* Stated goal *
Write out every entry exactly as it appears.

* Records *
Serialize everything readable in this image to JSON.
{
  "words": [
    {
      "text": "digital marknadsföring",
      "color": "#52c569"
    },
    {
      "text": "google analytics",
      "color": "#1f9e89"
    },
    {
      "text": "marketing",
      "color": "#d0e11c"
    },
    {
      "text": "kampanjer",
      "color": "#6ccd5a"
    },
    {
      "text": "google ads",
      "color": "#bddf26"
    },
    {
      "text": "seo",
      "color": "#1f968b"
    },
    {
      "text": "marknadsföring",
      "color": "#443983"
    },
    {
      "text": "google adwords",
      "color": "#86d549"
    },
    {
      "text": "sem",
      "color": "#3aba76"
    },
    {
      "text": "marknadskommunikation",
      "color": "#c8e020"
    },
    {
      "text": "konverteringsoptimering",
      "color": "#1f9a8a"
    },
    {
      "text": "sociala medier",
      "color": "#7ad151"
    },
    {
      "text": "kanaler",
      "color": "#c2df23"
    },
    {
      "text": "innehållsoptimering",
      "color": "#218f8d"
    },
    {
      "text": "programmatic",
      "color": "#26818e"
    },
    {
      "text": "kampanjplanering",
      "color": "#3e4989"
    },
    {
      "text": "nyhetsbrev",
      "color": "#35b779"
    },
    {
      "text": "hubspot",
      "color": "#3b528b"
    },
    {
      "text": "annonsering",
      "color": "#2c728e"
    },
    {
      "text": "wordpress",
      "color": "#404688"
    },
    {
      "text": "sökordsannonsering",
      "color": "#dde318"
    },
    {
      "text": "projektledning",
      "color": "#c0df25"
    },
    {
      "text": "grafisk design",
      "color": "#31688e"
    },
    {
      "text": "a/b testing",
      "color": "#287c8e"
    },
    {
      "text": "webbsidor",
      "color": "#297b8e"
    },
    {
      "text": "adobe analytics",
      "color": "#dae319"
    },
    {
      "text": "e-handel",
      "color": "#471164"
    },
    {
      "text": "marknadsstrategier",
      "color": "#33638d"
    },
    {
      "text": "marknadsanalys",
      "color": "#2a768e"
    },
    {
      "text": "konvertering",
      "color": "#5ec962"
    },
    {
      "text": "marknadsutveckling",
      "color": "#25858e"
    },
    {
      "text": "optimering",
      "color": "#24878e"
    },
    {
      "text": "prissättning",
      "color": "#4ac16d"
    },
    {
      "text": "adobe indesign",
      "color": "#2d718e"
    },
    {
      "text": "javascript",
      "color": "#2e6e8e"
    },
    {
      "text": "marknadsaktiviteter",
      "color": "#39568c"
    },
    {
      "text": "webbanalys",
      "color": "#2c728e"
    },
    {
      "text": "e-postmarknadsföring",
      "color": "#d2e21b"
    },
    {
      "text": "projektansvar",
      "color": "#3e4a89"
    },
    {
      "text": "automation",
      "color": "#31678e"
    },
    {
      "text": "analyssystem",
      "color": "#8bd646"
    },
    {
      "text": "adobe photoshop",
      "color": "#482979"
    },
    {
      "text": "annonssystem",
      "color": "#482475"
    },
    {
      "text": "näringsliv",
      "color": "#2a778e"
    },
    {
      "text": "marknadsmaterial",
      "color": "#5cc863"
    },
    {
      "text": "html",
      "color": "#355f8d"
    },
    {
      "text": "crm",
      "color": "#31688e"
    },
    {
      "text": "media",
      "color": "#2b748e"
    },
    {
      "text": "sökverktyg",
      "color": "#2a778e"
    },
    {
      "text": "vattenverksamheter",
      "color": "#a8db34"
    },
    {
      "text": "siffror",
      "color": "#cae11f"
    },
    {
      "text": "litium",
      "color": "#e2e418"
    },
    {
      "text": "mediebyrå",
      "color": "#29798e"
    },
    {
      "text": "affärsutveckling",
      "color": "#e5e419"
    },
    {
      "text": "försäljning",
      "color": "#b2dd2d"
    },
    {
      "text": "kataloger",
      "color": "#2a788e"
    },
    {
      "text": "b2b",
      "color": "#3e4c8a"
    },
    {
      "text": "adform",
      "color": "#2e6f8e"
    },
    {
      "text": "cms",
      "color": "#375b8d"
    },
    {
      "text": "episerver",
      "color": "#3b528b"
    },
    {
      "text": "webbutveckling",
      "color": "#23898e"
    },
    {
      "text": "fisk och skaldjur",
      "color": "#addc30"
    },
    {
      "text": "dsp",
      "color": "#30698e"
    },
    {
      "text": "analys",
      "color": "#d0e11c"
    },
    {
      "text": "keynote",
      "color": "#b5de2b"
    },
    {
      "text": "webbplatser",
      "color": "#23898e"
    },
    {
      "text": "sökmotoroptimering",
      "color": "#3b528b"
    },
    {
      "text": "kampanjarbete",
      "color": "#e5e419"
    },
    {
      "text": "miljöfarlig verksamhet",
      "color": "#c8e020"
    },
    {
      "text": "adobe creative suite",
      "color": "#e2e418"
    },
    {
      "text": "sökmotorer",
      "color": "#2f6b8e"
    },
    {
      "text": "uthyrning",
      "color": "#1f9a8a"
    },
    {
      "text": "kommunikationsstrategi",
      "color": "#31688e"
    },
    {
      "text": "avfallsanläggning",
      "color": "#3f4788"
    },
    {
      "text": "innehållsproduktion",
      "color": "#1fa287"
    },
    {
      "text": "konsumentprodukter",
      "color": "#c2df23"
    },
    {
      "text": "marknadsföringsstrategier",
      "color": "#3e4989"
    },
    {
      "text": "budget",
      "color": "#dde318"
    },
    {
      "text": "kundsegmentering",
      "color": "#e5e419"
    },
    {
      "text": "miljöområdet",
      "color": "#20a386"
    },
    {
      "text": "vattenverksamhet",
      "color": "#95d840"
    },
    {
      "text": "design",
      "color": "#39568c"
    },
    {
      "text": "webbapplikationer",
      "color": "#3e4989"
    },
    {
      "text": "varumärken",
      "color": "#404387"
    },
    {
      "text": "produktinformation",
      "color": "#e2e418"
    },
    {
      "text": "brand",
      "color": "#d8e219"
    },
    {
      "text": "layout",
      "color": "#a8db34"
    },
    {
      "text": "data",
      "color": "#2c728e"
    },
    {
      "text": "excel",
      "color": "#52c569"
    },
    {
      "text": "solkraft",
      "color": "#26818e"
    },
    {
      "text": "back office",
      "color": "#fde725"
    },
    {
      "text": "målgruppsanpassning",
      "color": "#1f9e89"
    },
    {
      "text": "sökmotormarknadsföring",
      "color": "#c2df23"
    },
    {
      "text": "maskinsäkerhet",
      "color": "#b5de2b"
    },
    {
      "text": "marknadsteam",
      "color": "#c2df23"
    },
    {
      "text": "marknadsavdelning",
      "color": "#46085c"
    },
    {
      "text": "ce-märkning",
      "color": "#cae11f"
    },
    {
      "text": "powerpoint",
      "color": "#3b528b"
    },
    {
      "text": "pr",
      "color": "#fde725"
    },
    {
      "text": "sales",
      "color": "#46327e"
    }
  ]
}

* Output below *
Serialize everything readable in this image to JSON.
{
  "words": [
    {
      "text": "digital marknadsföring",
      "color": "#52c569"
    },
    {
      "text": "google analytics",
      "color": "#1f9e89"
    },
    {
      "text": "marketing",
      "color": "#d0e11c"
    },
    {
      "text": "kampanjer",
      "color": "#6ccd5a"
    },
    {
      "text": "google ads",
      "color": "#bddf26"
    },
    {
      "text": "seo",
      "color": "#1f968b"
    },
    {
      "text": "marknadsföring",
      "color": "#443983"
    },
    {
      "text": "google adwords",
      "color": "#86d549"
    },
    {
      "text": "sem",
      "color": "#3aba76"
    },
    {
      "text": "marknadskommunikation",
      "color": "#c8e020"
    },
    {
      "text": "konverteringsoptimering",
      "color": "#1f9a8a"
    },
    {
      "text": "sociala medier",
      "color": "#7ad151"
    },
    {
      "text": "kanaler",
      "color": "#c2df23"
    },
    {
      "text": "innehållsoptimering",
      "color": "#218f8d"
    },
    {
      "text": "programmatic",
      "color": "#26818e"
    },
    {
      "text": "kampanjplanering",
      "color": "#3e4989"
    },
    {
      "text": "nyhetsbrev",
      "color": "#35b779"
    },
    {
      "text": "hubspot",
      "color": "#3b528b"
    },
    {
      "text": "annonsering",
      "color": "#2c728e"
    },
    {
      "text": "wordpress",
      "color": "#404688"
    },
    {
      "text": "sökordsannonsering",
      "color": "#dde318"
    },
    {
      "text": "projektledning",
      "color": "#c0df25"
    },
    {
      "text": "grafisk design",
      "color": "#31688e"
    },
    {
      "text": "a/b testing",
      "color": "#287c8e"
    },
    {
      "text": "webbsidor",
      "color": "#297b8e"
    },
    {
      "text": "adobe analytics",
      "color": "#dae319"
    },
    {
      "text": "e-handel",
      "color": "#471164"
    },
    {
      "text": "marknadsstrategier",
      "color": "#33638d"
    },
    {
      "text": "marknadsanalys",
      "color": "#2a768e"
    },
    {
      "text": "konvertering",
      "color": "#5ec962"
    },
    {
      "text": "marknadsutveckling",
      "color": "#25858e"
    },
    {
      "text": "optimering",
      "color": "#24878e"
    },
    {
      "text": "prissättning",
      "color": "#4ac16d"
    },
    {
      "text": "adobe indesign",
      "color": "#2d718e"
    },
    {
      "text": "javascript",
      "color": "#2e6e8e"
    },
    {
      "text": "marknadsaktiviteter",
      "color": "#39568c"
    },
    {
      "text": "webbanalys",
      "color": "#2c728e"
    },
    {
      "text": "e-postmarknadsföring",
      "color": "#d2e21b"
    },
    {
      "text": "projektansvar",
      "color": "#3e4a89"
    },
    {
      "text": "automation",
      "color": "#31678e"
    },
    {
      "text": "analyssystem",
      "color": "#8bd646"
    },
    {
      "text": "adobe photoshop",
      "color": "#482979"
    },
    {
      "text": "annonssystem",
      "color": "#482475"
    },
    {
      "text": "näringsliv",
      "color": "#2a778e"
    },
    {
      "text": "marknadsmaterial",
      "color": "#5cc863"
    },
    {
      "text": "html",
      "color": "#355f8d"
    },
    {
      "text": "crm",
      "color": "#31688e"
    },
    {
      "text": "media",
      "color": "#2b748e"
    },
    {
      "text": "sökverktyg",
      "color": "#2a778e"
    },
    {
      "text": "vattenverksamheter",
      "color": "#a8db34"
    },
    {
      "text": "siffror",
      "color": "#cae11f"
    },
    {
      "text": "litium",
      "color": "#e2e418"
    },
    {
      "text": "mediebyrå",
      "color": "#29798e"
    },
    {
      "text": "affärsutveckling",
      "color": "#e5e419"
    },
    {
      "text": "försäljning",
      "color": "#b2dd2d"
    },
    {
      "text": "kataloger",
      "color": "#2a788e"
    },
    {
      "text": "b2b",
      "color": "#3e4c8a"
    },
    {
      "text": "adform",
      "color": "#2e6f8e"
    },
    {
      "text": "cms",
      "color": "#375b8d"
    },
    {
      "text": "episerver",
      "color": "#3b528b"
    },
    {
      "text": "webbutveckling",
      "color": "#23898e"
    },
    {
      "text": "fisk och skaldjur",
      "color": "#addc30"
    },
    {
      "text": "dsp",
      "color": "#30698e"
    },
    {
      "text": "analys",
      "color": "#d0e11c"
    },
    {
      "text": "keynote",
      "color": "#b5de2b"
    },
    {
      "text": "webbplatser",
      "color": "#23898e"
    },
    {
      "text": "sökmotoroptimering",
      "color": "#3b528b"
    },
    {
      "text": "kampanjarbete",
      "color": "#e5e419"
    },
    {
      "text": "miljöfarlig verksamhet",
      "color": "#c8e020"
    },
    {
      "text": "adobe creative suite",
      "color": "#e2e418"
    },
    {
      "text": "sökmotorer",
      "color": "#2f6b8e"
    },
    {
      "text": "uthyrning",
      "color": "#1f9a8a"
    },
    {
      "text": "kommunikationsstrategi",
      "color": "#31688e"
    },
    {
      "text": "avfallsanläggning",
      "color": "#3f4788"
    },
    {
      "text": "innehållsproduktion",
      "color": "#1fa287"
    },
    {
      "text": "konsumentprodukter",
      "color": "#c2df23"
    },
    {
      "text": "marknadsföringsstrategier",
      "color": "#3e4989"
    },
    {
      "text": "budget",
      "color": "#dde318"
    },
    {
      "text": "kundsegmentering",
      "color": "#e5e419"
    },
    {
      "text": "miljöområdet",
      "color": "#20a386"
    },
    {
      "text": "vattenverksamhet",
      "color": "#95d840"
    },
    {
      "text": "design",
      "color": "#39568c"
    },
    {
      "text": "webbapplikationer",
      "color": "#3e4989"
    },
    {
      "text": "varumärken",
      "color": "#404387"
    },
    {
      "text": "produktinformation",
      "color": "#e2e418"
    },
    {
      "text": "brand",
      "color": "#d8e219"
    },
    {
      "text": "layout",
      "color": "#a8db34"
    },
    {
      "text": "data",
      "color": "#2c728e"
    },
    {
      "text": "excel",
      "color": "#52c569"
    },
    {
      "text": "solkraft",
      "color": "#26818e"
    },
    {
      "text": "back office",
      "color": "#fde725"
    },
    {
      "text": "målgruppsanpassning",
      "color": "#1f9e89"
    },
    {
      "text": "sökmotormarknadsföring",
      "color": "#c2df23"
    },
    {
      "text": "maskinsäkerhet",
      "color": "#b5de2b"
    },
    {
      "text": "marknadsteam",
      "color": "#c2df23"
    },
    {
      "text": "marknadsavdelning",
      "color": "#46085c"
    },
    {
      "text": "ce-märkning",
      "color": "#cae11f"
    },
    {
      "text": "powerpoint",
      "color": "#3b528b"
    },
    {
      "text": "pr",
      "color": "#fde725"
    },
    {
      "text": "sales",
      "color": "#46327e"
    }
  ]
}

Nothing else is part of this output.